(Figure dataset records)
= = =
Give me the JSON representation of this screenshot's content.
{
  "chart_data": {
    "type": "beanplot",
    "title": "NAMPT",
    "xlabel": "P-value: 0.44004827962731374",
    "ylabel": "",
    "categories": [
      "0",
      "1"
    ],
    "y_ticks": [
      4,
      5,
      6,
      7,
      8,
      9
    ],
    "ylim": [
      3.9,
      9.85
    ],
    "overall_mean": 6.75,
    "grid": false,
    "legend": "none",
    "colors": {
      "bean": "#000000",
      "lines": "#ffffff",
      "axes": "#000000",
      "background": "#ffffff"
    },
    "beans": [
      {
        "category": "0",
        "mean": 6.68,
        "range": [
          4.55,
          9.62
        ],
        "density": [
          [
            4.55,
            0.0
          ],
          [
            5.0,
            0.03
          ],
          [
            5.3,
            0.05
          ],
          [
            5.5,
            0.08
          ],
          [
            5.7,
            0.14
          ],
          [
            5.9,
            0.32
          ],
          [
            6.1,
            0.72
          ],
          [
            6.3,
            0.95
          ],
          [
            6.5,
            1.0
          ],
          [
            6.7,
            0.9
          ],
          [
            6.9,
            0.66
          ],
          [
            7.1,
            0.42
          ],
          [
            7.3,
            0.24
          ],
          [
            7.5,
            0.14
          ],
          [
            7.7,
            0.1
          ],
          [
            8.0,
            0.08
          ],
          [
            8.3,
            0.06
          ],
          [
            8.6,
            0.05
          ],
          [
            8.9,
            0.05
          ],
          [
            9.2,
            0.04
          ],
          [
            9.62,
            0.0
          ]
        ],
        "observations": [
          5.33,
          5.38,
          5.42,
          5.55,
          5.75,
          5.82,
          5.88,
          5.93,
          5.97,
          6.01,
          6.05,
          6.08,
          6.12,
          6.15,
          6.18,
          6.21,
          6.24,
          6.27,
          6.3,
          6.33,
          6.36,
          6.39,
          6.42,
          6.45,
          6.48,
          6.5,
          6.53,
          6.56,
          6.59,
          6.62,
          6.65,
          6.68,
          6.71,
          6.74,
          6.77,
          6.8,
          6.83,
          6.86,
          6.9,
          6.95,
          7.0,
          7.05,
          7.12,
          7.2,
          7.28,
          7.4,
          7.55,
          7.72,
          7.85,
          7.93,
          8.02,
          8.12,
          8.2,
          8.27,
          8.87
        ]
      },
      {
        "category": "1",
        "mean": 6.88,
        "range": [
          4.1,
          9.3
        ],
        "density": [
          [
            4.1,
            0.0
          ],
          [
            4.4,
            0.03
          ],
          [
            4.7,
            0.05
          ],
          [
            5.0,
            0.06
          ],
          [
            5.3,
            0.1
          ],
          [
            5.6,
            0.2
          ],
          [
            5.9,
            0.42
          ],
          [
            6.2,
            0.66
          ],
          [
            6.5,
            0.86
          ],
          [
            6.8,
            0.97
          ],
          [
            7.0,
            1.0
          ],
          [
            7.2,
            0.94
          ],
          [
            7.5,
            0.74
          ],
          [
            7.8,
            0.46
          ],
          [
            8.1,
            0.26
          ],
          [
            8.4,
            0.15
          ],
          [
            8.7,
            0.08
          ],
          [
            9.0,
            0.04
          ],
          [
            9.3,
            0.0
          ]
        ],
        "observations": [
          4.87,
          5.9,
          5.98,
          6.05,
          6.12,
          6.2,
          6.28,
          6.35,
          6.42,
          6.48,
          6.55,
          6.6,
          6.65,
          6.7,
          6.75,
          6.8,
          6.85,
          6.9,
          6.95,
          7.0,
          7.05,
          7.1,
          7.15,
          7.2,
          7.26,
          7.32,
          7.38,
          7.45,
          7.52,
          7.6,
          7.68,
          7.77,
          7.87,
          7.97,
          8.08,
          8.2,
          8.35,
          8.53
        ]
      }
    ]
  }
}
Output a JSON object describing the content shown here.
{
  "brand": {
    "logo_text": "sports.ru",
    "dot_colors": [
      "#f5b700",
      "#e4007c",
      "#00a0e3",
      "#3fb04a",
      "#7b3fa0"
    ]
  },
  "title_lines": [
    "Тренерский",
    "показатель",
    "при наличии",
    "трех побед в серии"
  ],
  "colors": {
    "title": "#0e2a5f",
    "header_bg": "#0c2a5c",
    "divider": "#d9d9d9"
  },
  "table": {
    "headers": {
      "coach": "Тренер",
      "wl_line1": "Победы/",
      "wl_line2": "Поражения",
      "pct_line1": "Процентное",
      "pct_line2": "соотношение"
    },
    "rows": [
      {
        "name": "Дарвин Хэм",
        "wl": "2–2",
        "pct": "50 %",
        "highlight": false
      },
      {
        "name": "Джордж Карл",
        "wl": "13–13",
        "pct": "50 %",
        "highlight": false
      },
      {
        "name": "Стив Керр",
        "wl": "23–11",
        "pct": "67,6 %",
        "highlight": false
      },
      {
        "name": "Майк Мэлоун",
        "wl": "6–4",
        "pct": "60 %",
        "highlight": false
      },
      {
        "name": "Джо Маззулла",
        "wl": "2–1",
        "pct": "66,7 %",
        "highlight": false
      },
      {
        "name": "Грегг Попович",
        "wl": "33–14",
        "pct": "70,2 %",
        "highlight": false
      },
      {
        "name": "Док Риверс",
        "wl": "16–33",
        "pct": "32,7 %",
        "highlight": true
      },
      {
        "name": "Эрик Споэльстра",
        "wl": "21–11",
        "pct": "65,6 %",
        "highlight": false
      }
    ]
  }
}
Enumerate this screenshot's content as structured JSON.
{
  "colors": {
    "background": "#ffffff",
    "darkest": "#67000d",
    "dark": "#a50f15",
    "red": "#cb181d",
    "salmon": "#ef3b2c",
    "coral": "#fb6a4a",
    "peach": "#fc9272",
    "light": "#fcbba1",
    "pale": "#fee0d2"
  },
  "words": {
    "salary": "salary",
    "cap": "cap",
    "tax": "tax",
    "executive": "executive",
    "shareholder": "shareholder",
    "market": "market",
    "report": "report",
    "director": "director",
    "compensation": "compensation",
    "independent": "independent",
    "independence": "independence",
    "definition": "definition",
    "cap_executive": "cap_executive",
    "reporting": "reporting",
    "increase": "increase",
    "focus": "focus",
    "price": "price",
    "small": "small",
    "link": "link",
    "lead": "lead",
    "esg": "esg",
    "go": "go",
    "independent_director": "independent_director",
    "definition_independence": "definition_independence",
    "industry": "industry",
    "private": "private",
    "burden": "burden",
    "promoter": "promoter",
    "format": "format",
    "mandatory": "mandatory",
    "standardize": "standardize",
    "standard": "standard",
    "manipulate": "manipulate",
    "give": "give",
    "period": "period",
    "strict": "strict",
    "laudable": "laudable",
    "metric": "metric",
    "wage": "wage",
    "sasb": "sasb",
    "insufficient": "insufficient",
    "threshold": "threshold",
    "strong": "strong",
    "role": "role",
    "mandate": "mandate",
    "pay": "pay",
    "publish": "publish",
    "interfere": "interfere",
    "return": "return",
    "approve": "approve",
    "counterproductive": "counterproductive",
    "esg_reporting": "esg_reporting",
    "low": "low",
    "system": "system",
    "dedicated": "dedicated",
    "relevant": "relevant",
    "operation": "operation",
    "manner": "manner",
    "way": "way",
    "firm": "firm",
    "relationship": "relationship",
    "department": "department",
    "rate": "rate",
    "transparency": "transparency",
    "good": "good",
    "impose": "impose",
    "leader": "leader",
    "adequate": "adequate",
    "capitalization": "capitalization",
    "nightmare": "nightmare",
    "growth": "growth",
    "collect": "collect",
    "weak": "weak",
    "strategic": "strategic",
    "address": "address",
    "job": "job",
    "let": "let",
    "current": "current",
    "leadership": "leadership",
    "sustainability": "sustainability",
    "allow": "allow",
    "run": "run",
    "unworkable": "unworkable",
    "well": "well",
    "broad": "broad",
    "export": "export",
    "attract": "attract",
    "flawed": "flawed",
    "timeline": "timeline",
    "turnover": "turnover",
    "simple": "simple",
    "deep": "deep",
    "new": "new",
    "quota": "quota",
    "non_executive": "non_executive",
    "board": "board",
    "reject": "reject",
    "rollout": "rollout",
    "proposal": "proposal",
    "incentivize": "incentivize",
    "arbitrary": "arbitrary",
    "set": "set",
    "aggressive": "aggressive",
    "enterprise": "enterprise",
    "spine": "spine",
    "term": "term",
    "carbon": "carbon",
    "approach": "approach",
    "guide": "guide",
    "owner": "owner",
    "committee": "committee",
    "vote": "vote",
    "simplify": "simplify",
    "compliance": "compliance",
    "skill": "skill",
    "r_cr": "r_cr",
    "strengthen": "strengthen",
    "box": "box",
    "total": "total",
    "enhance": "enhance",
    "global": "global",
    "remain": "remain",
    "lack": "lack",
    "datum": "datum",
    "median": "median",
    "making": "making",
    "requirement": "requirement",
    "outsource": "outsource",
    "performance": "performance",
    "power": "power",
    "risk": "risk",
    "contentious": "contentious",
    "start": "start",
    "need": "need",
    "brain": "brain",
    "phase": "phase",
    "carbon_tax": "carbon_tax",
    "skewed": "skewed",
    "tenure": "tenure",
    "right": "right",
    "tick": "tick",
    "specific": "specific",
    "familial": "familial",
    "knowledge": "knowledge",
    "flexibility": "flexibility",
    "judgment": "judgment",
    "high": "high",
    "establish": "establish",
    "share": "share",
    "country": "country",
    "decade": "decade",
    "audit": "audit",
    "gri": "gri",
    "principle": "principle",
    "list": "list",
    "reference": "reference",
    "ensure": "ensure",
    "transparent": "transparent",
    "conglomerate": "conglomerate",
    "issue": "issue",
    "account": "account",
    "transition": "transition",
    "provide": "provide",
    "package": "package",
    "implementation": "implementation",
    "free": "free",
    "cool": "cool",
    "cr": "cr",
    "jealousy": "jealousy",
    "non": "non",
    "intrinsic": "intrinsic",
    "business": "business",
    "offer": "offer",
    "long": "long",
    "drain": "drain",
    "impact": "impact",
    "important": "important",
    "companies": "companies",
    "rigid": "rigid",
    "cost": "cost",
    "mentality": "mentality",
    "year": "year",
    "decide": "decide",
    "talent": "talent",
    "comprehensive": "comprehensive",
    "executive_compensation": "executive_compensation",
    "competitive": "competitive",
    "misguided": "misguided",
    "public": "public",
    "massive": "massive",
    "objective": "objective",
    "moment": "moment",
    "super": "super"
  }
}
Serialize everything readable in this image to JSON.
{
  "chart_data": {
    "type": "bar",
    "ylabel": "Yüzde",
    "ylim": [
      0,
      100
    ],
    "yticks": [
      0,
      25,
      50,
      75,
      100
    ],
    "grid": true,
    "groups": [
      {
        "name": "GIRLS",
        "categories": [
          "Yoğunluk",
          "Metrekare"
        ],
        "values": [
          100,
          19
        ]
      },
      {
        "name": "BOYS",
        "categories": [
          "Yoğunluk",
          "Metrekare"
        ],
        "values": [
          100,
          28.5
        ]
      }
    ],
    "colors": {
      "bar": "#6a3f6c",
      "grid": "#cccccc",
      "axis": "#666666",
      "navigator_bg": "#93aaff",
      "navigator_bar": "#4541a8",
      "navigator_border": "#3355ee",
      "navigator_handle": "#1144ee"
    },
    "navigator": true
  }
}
= = =
In the listing above, find each line with the word "ffffff" and copy it.

EXERCISE RESULT —
      "lines": "#ffffff",
      "background": "#ffffff"
    "background": "#ffffff",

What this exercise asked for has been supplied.